◆ REQUIRED WORK:
In the entries that follow, find the word "screenshot" and report each line it is on.

---------- RECORDS TO USE ----------

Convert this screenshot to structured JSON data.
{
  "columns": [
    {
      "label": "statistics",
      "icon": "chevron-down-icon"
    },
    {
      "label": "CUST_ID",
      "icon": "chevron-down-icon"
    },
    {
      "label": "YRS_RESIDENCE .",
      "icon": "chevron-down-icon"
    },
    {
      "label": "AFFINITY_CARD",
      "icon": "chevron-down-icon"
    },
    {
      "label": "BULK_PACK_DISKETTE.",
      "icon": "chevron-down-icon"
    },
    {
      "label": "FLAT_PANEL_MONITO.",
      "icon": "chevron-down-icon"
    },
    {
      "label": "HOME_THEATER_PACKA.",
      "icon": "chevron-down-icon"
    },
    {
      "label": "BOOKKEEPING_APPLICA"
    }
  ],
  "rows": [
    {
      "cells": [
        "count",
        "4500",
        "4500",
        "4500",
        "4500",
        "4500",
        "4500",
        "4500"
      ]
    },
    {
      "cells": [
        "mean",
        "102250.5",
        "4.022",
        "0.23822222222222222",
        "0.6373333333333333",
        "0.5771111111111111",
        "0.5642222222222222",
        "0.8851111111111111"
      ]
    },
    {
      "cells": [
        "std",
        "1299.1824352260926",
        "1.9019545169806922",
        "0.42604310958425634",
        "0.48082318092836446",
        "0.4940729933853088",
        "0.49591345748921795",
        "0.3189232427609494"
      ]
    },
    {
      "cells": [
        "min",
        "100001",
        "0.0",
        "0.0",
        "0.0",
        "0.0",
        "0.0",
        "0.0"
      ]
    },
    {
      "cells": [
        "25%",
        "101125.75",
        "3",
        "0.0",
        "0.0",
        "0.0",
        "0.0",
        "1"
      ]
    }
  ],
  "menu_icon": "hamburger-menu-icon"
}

----------
---------- RECORDS TO USE ----------

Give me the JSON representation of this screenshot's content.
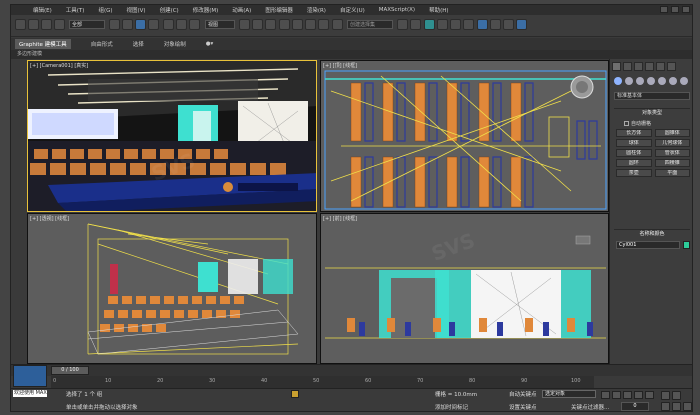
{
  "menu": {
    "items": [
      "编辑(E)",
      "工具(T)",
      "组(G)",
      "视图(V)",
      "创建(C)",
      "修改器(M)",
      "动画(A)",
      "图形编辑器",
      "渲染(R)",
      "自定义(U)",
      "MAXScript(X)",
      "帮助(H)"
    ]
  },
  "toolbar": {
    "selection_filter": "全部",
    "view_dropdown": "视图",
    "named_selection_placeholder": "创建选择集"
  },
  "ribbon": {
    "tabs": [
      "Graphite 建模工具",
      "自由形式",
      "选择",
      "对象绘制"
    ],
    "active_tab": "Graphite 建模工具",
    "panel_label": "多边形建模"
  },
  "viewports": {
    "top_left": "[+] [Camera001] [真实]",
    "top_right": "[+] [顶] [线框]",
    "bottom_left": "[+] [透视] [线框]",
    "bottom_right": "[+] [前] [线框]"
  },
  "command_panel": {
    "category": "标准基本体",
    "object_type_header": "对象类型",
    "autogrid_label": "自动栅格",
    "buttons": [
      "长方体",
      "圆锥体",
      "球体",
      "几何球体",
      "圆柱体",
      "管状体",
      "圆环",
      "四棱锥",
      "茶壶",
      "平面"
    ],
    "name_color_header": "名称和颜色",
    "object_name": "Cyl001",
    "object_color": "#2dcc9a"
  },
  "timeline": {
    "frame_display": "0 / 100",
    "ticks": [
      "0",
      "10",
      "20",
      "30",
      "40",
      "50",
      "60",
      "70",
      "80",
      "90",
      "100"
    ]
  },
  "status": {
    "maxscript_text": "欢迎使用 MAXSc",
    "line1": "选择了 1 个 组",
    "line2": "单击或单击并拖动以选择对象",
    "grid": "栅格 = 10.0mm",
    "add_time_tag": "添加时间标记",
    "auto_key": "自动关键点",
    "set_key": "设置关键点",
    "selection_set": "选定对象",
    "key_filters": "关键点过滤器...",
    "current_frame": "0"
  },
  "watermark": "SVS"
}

----------

◆ RESULT OF THE EXERCISE:
Convert this screenshot to structured JSON data.
Give me the JSON representation of this screenshot's content.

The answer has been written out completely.